> _Requirements_
Set down each entry exactly as given; pictures should not appear in the copy.

> _Provided material_
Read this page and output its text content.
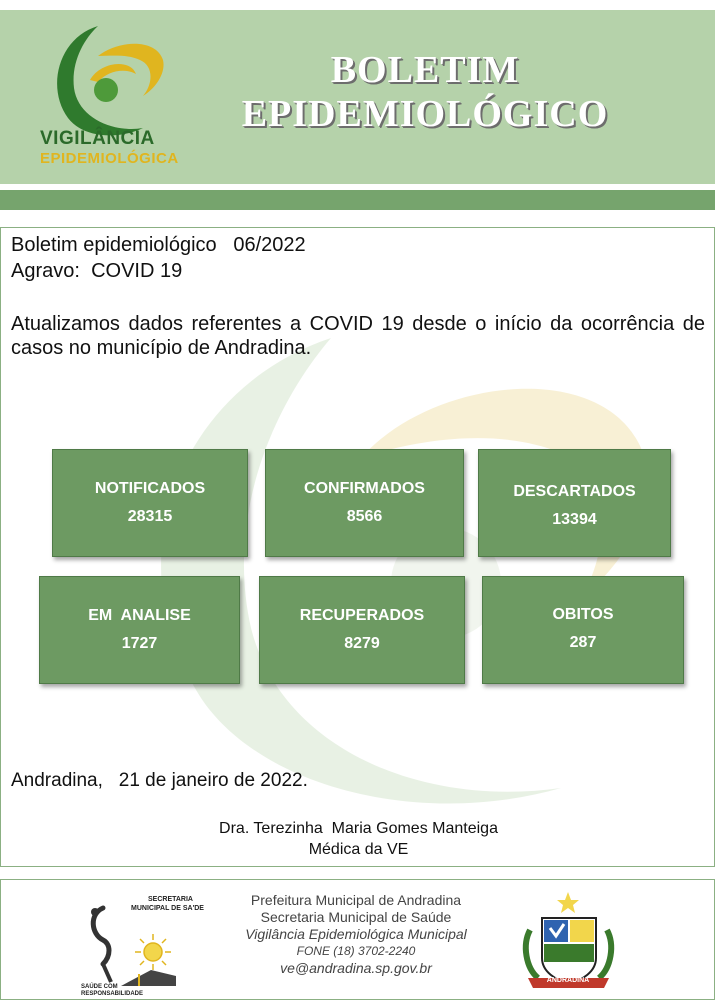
VIGILÂNCIA
EPIDEMIOLÓGICA
BOLETIM
EPIDEMIOLÓGICO
Boletim epidemiológico 06/2022
Agravo: COVID 19
Atualizamos dados referentes a COVID 19 desde o início da ocorrência de casos no município de Andradina.
NOTIFICADOS
28315
CONFIRMADOS
8566
DESCARTADOS
13394
EM  ANALISE
1727
RECUPERADOS
8279
OBITOS
287
Andradina, 21 de janeiro de 2022.
Dra. Terezinha  Maria Gomes Manteiga
Médica da VE
SECRETARIA
MUNICIPAL DE SA'DE
SAÚDE COM
RESPONSABILIDADE
Prefeitura Municipal de Andradina
Secretaria Municipal de Saúde
Vigilância Epidemiológica Municipal
FONE (18) 3702-2240
ve@andradina.sp.gov.br
ANDRADINA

> _Task result_
Read this page and output its text content.
VIGILÂNCIA
EPIDEMIOLÓGICA
BOLETIM
EPIDEMIOLÓGICO
Boletim epidemiológico 06/2022
Agravo: COVID 19
Atualizamos dados referentes a COVID 19 desde o início da ocorrência de casos no município de Andradina.
NOTIFICADOS
28315
CONFIRMADOS
8566
DESCARTADOS
13394
EM  ANALISE
1727
RECUPERADOS
8279
OBITOS
287
Andradina, 21 de janeiro de 2022.
Dra. Terezinha  Maria Gomes Manteiga
Médica da VE
SECRETARIA
MUNICIPAL DE SA'DE
SAÚDE COM
RESPONSABILIDADE
Prefeitura Municipal de Andradina
Secretaria Municipal de Saúde
Vigilância Epidemiológica Municipal
FONE (18) 3702-2240
ve@andradina.sp.gov.br
ANDRADINA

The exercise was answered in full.